MATERIAL FOR THIS EXERCISE:
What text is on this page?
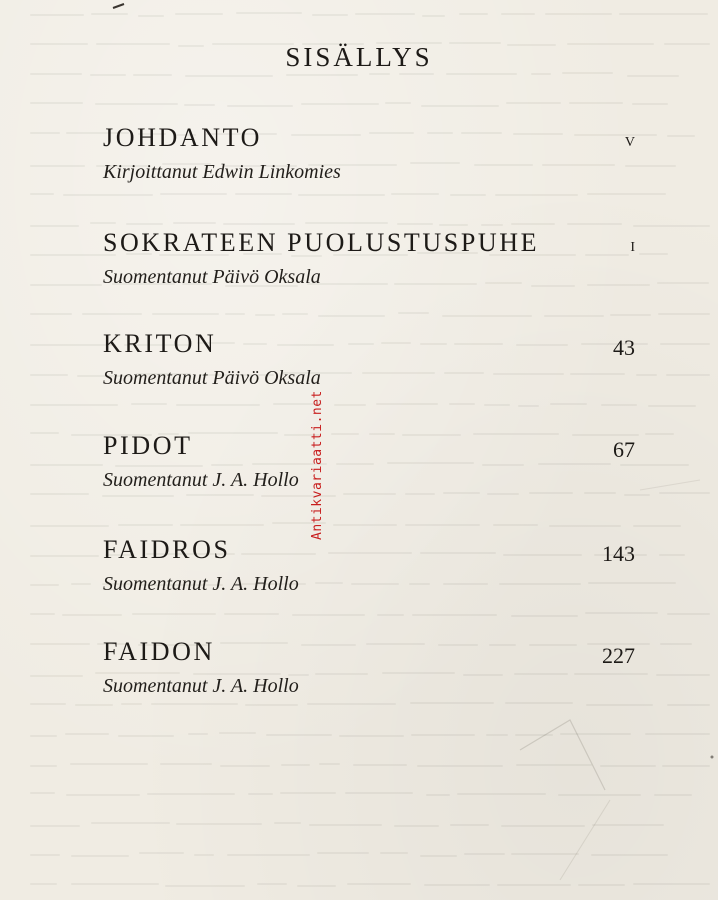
SISÄLLYS
JOHDANTO
Kirjoittanut Edwin Linkomies
v
SOKRATEEN PUOLUSTUSPUHE
Suomentanut Päivö Oksala
i
KRITON
Suomentanut Päivö Oksala
43
PIDOT
Suomentanut J. A. Hollo
67
FAIDROS
Suomentanut J. A. Hollo
143
FAIDON
Suomentanut J. A. Hollo
227
Antikvariaatti.net
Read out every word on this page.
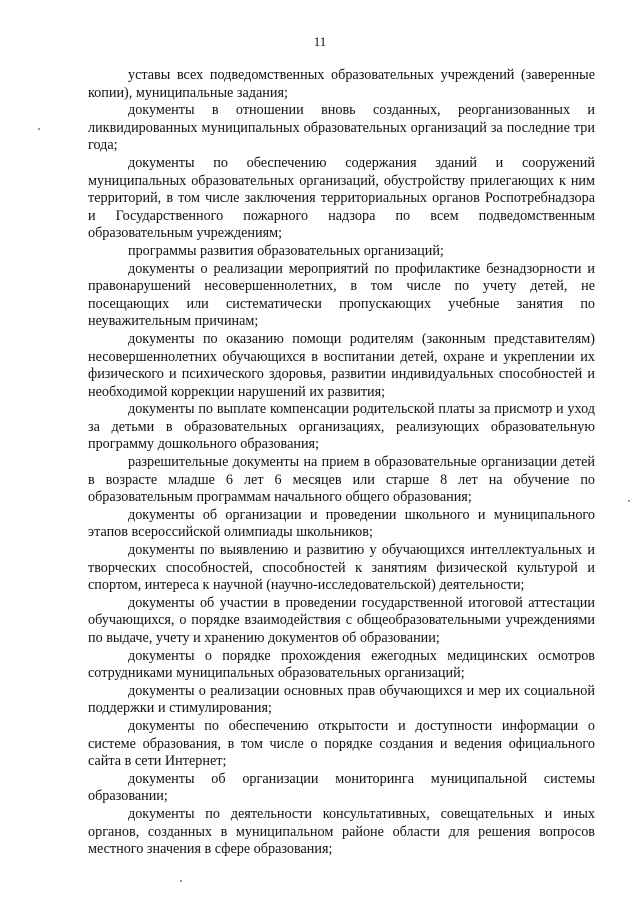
11

уставы всех подведомственных образовательных учреждений (заверенные копии), муниципальные задания;

документы в отношении вновь созданных, реорганизованных и ликвидированных муниципальных образовательных организаций за последние три года;

документы по обеспечению содержания зданий и сооружений муниципальных образовательных организаций, обустройству прилегающих к ним территорий, в том числе заключения территориальных органов Роспотребнадзора и Государственного пожарного надзора по всем подведомственным образовательным учреждениям;

программы развития образовательных организаций;

документы о реализации мероприятий по профилактике безнадзорности и правонарушений несовершеннолетних, в том числе по учету детей, не посещающих или систематически пропускающих учебные занятия по неуважительным причинам;

документы по оказанию помощи родителям (законным представителям) несовершеннолетних обучающихся в воспитании детей, охране и укреплении их физического и психического здоровья, развитии индивидуальных способностей и необходимой коррекции нарушений их развития;

документы по выплате компенсации родительской платы за присмотр и уход за детьми в образовательных организациях, реализующих образовательную программу дошкольного образования;

разрешительные документы на прием в образовательные организации детей в возрасте младше 6 лет 6 месяцев или старше 8 лет на обучение по образовательным программам начального общего образования;

документы об организации и проведении школьного и муниципального этапов всероссийской олимпиады школьников;

документы по выявлению и развитию у обучающихся интеллектуальных и творческих способностей, способностей к занятиям физической культурой и спортом, интереса к научной (научно-исследовательской) деятельности;

документы об участии в проведении государственной итоговой аттестации обучающихся, о порядке взаимодействия с общеобразовательными учреждениями по выдаче, учету и хранению документов об образовании;

документы о порядке прохождения ежегодных медицинских осмотров сотрудниками муниципальных образовательных организаций;

документы о реализации основных прав обучающихся и мер их социальной поддержки и стимулирования;

документы по обеспечению открытости и доступности информации о системе образования, в том числе о порядке создания и ведения официального сайта в сети Интернет;

документы об организации мониторинга муниципальной системы образовании;

документы по деятельности консультативных, совещательных и иных органов, созданных в муниципальном районе области для решения вопросов местного значения в сфере образования;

EXERCISE DIRECTIONS: Do not include the images; transcribe the rest of the listing exactly.

THE COMPLETED TASK:
What text is on this page?
SISÄLLYS
JOHDANTO
Kirjoittanut Edwin Linkomies
v
SOKRATEEN PUOLUSTUSPUHE
Suomentanut Päivö Oksala
i
KRITON
Suomentanut Päivö Oksala
43
PIDOT
Suomentanut J. A. Hollo
67
FAIDROS
Suomentanut J. A. Hollo
143
FAIDON
Suomentanut J. A. Hollo
227
Antikvariaatti.net
Read out every word on this page.
11

уставы всех подведомственных образовательных учреждений (заверенные копии), муниципальные задания;

документы в отношении вновь созданных, реорганизованных и ликвидированных муниципальных образовательных организаций за последние три года;

документы по обеспечению содержания зданий и сооружений муниципальных образовательных организаций, обустройству прилегающих к ним территорий, в том числе заключения территориальных органов Роспотребнадзора и Государственного пожарного надзора по всем подведомственным образовательным учреждениям;

программы развития образовательных организаций;

документы о реализации мероприятий по профилактике безнадзорности и правонарушений несовершеннолетних, в том числе по учету детей, не посещающих или систематически пропускающих учебные занятия по неуважительным причинам;

документы по оказанию помощи родителям (законным представителям) несовершеннолетних обучающихся в воспитании детей, охране и укреплении их физического и психического здоровья, развитии индивидуальных способностей и необходимой коррекции нарушений их развития;

документы по выплате компенсации родительской платы за присмотр и уход за детьми в образовательных организациях, реализующих образовательную программу дошкольного образования;

разрешительные документы на прием в образовательные организации детей в возрасте младше 6 лет 6 месяцев или старше 8 лет на обучение по образовательным программам начального общего образования;

документы об организации и проведении школьного и муниципального этапов всероссийской олимпиады школьников;

документы по выявлению и развитию у обучающихся интеллектуальных и творческих способностей, способностей к занятиям физической культурой и спортом, интереса к научной (научно-исследовательской) деятельности;

документы об участии в проведении государственной итоговой аттестации обучающихся, о порядке взаимодействия с общеобразовательными учреждениями по выдаче, учету и хранению документов об образовании;

документы о порядке прохождения ежегодных медицинских осмотров сотрудниками муниципальных образовательных организаций;

документы о реализации основных прав обучающихся и мер их социальной поддержки и стимулирования;

документы по обеспечению открытости и доступности информации о системе образования, в том числе о порядке создания и ведения официального сайта в сети Интернет;

документы об организации мониторинга муниципальной системы образовании;

документы по деятельности консультативных, совещательных и иных органов, созданных в муниципальном районе области для решения вопросов местного значения в сфере образования;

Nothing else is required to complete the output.